■ WHAT IS NEEDED
Convert the material from the line with "available-networks-subtitle: Ve las" up to and including the line with "connection-subtitle: De los" into a JSON list of strings, one string per line, leaving out blank lines.

■ AVAILABLE DATA
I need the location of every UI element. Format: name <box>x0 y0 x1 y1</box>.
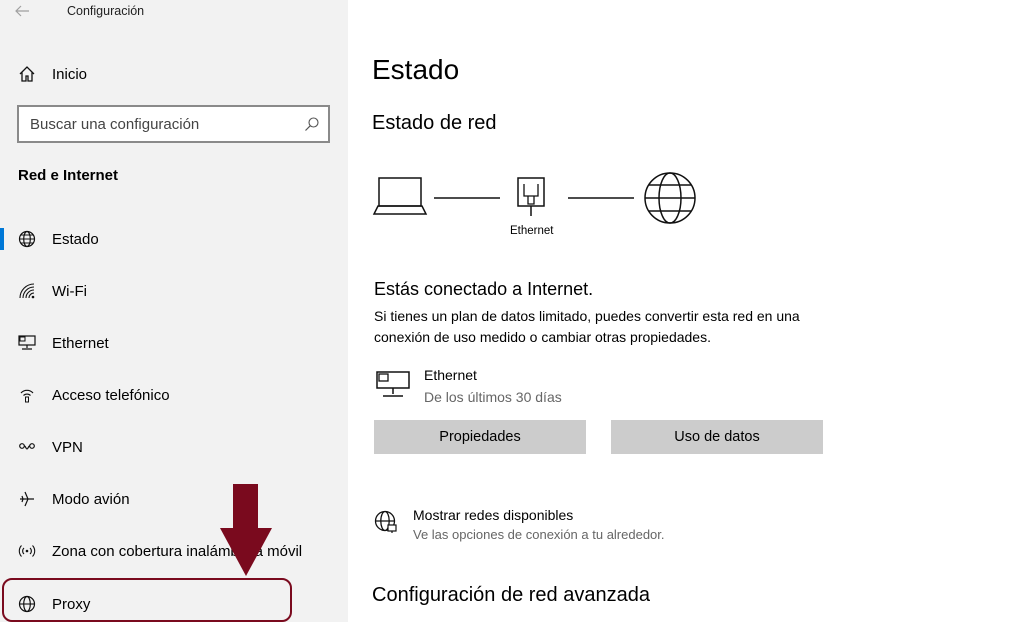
available-networks-subtitle: Ve las opciones de conexión a tu alreded… <box>413 527 665 542</box>
sidebar-item-vpn[interactable]: VPN <box>0 425 348 469</box>
sidebar-item-ethernet[interactable]: Ethernet <box>0 321 348 365</box>
home-label: Inicio <box>52 65 88 83</box>
properties-button[interactable]: Propiedades <box>374 420 586 454</box>
sidebar-item-wifi[interactable]: Wi-Fi <box>0 269 348 313</box>
search-input[interactable] <box>19 107 289 141</box>
app-title: Configuración <box>67 4 145 18</box>
connection-item: Ethernet De los últimos 30 días <box>374 364 674 408</box>
vpn-icon <box>19 443 35 450</box>
main-content: Estado Estado de red Ethernet Estás cone… <box>348 0 1024 622</box>
title-bar: Configuración <box>0 0 348 24</box>
sidebar-item-zona-cobertura[interactable]: Zona con cobertura inalámbrica móvil <box>0 529 348 573</box>
connection-status: Estás conectado a Internet. <box>374 279 594 299</box>
back-arrow-icon[interactable] <box>14 4 30 18</box>
dialup-icon <box>20 389 34 403</box>
home-nav-item[interactable]: Inicio <box>18 62 87 86</box>
sidebar-item-modo-avion[interactable]: Modo avión <box>0 477 348 521</box>
globe-network-icon <box>374 510 397 533</box>
connection-description: Si tienes un plan de datos limitado, pue… <box>374 308 800 345</box>
connection-name: Ethernet <box>424 367 477 383</box>
airplane-icon <box>20 491 34 507</box>
connection-subtitle: De los últimos 30 días <box>424 389 562 405</box>
globe-icon <box>18 230 36 248</box>
ethernet-icon <box>376 371 410 397</box>
ethernet-port-icon <box>517 177 545 216</box>
search-icon[interactable] <box>304 116 320 132</box>
section-title: Red e Internet <box>18 167 119 184</box>
annotation-arrow-shaft <box>233 484 258 530</box>
wifi-icon <box>19 283 35 299</box>
diagram-caption: Ethernet <box>510 225 554 237</box>
selection-indicator <box>0 228 4 250</box>
sidebar-item-label: Ethernet <box>52 334 109 352</box>
show-available-networks[interactable]: Mostrar redes disponibles Ve las opcione… <box>374 506 774 546</box>
annotation-arrow-head <box>220 528 272 576</box>
hotspot-icon <box>18 545 36 557</box>
advanced-settings-heading: Configuración de red avanzada <box>372 584 650 606</box>
sidebar-item-label: VPN <box>52 438 83 456</box>
laptop-icon <box>372 177 428 215</box>
network-diagram: Ethernet <box>372 168 702 248</box>
sidebar-item-label: Modo avión <box>52 490 130 508</box>
network-diagram-graphic <box>372 172 696 224</box>
data-usage-button[interactable]: Uso de datos <box>611 420 823 454</box>
home-icon <box>19 66 35 82</box>
sidebar-item-acceso-telefonico[interactable]: Acceso telefónico <box>0 373 348 417</box>
sidebar-item-label: Wi-Fi <box>52 282 87 300</box>
sidebar: Configuración Inicio Red e Internet Esta… <box>0 0 348 622</box>
sidebar-item-label: Acceso telefónico <box>52 386 170 404</box>
ethernet-icon <box>18 335 36 350</box>
back-button[interactable] <box>14 1 38 21</box>
sidebar-item-estado[interactable]: Estado <box>0 217 348 261</box>
globe-icon <box>644 172 696 224</box>
network-status-heading: Estado de red <box>372 112 497 134</box>
sidebar-item-label: Estado <box>52 230 99 248</box>
page-title: Estado <box>372 54 460 85</box>
search-box[interactable] <box>17 105 330 143</box>
annotation-highlight <box>2 578 292 622</box>
available-networks-title[interactable]: Mostrar redes disponibles <box>413 507 573 523</box>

■ FINISHED TASK
[
  "available-networks-subtitle: Ve las opciones de conexión a tu alreded… <box>413 527 665 542</box>",
  "sidebar-item-vpn[interactable]: VPN <box>0 425 348 469</box>",
  "sidebar-item-ethernet[interactable]: Ethernet <box>0 321 348 365</box>",
  "home-label: Inicio <box>52 65 88 83</box>",
  "properties-button[interactable]: Propiedades <box>374 420 586 454</box>",
  "sidebar-item-wifi[interactable]: Wi-Fi <box>0 269 348 313</box>",
  "search-input[interactable] <box>19 107 289 141</box>",
  "app-title: Configuración <box>67 4 145 18</box>",
  "connection-item: Ethernet De los últimos 30 días <box>374 364 674 408</box>",
  "vpn-icon <box>19 443 35 450</box>",
  "main-content: Estado Estado de red Ethernet Estás cone… <box>348 0 1024 622</box>",
  "title-bar: Configuración <box>0 0 348 24</box>",
  "sidebar-item-zona-cobertura[interactable]: Zona con cobertura inalámbrica móvil <box>0 529 348 573</box>",
  "connection-status: Estás conectado a Internet. <box>374 279 594 299</box>",
  "back-arrow-icon[interactable] <box>14 4 30 18</box>",
  "dialup-icon <box>20 389 34 403</box>",
  "home-nav-item[interactable]: Inicio <box>18 62 87 86</box>",
  "sidebar-item-modo-avion[interactable]: Modo avión <box>0 477 348 521</box>",
  "globe-network-icon <box>374 510 397 533</box>",
  "connection-description: Si tienes un plan de datos limitado, pue… <box>374 308 800 345</box>",
  "connection-name: Ethernet <box>424 367 477 383</box>",
  "airplane-icon <box>20 491 34 507</box>",
  "connection-subtitle: De los últimos 30 días <box>424 389 562 405</box>"
]